__Task to carry out__. Output the records. Match them exactly.

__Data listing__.

— BEGIN —

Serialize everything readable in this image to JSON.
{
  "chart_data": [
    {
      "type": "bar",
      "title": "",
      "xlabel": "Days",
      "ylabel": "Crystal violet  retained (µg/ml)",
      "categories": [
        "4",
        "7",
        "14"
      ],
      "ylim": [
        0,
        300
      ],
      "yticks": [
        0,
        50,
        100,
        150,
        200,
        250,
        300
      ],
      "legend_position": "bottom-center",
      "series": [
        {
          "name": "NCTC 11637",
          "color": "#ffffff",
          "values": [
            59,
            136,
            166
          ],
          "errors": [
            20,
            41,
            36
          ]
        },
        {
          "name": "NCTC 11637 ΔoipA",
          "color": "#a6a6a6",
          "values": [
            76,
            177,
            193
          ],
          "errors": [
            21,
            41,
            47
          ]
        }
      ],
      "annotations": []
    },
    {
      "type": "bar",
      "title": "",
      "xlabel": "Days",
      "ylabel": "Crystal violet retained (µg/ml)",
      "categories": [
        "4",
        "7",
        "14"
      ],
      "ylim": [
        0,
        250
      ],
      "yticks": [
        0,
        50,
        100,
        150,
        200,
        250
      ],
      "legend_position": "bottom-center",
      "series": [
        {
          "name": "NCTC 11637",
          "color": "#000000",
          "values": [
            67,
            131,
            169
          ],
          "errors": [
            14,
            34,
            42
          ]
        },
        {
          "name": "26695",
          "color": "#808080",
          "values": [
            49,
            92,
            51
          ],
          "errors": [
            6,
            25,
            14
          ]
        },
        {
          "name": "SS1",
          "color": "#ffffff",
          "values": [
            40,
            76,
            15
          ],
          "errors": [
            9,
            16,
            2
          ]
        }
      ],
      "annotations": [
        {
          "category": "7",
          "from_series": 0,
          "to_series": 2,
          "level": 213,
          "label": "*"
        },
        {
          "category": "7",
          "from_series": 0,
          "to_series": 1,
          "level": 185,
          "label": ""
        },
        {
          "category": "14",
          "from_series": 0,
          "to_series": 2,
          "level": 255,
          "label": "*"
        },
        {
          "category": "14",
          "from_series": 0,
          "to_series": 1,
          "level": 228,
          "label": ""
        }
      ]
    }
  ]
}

— END —

__Written answer__.
Serialize everything readable in this image to JSON.
{
  "chart_data": [
    {
      "type": "bar",
      "title": "",
      "xlabel": "Days",
      "ylabel": "Crystal violet  retained (µg/ml)",
      "categories": [
        "4",
        "7",
        "14"
      ],
      "ylim": [
        0,
        300
      ],
      "yticks": [
        0,
        50,
        100,
        150,
        200,
        250,
        300
      ],
      "legend_position": "bottom-center",
      "series": [
        {
          "name": "NCTC 11637",
          "color": "#ffffff",
          "values": [
            59,
            136,
            166
          ],
          "errors": [
            20,
            41,
            36
          ]
        },
        {
          "name": "NCTC 11637 ΔoipA",
          "color": "#a6a6a6",
          "values": [
            76,
            177,
            193
          ],
          "errors": [
            21,
            41,
            47
          ]
        }
      ],
      "annotations": []
    },
    {
      "type": "bar",
      "title": "",
      "xlabel": "Days",
      "ylabel": "Crystal violet retained (µg/ml)",
      "categories": [
        "4",
        "7",
        "14"
      ],
      "ylim": [
        0,
        250
      ],
      "yticks": [
        0,
        50,
        100,
        150,
        200,
        250
      ],
      "legend_position": "bottom-center",
      "series": [
        {
          "name": "NCTC 11637",
          "color": "#000000",
          "values": [
            67,
            131,
            169
          ],
          "errors": [
            14,
            34,
            42
          ]
        },
        {
          "name": "26695",
          "color": "#808080",
          "values": [
            49,
            92,
            51
          ],
          "errors": [
            6,
            25,
            14
          ]
        },
        {
          "name": "SS1",
          "color": "#ffffff",
          "values": [
            40,
            76,
            15
          ],
          "errors": [
            9,
            16,
            2
          ]
        }
      ],
      "annotations": [
        {
          "category": "7",
          "from_series": 0,
          "to_series": 2,
          "level": 213,
          "label": "*"
        },
        {
          "category": "7",
          "from_series": 0,
          "to_series": 1,
          "level": 185,
          "label": ""
        },
        {
          "category": "14",
          "from_series": 0,
          "to_series": 2,
          "level": 255,
          "label": "*"
        },
        {
          "category": "14",
          "from_series": 0,
          "to_series": 1,
          "level": 228,
          "label": ""
        }
      ]
    }
  ]
}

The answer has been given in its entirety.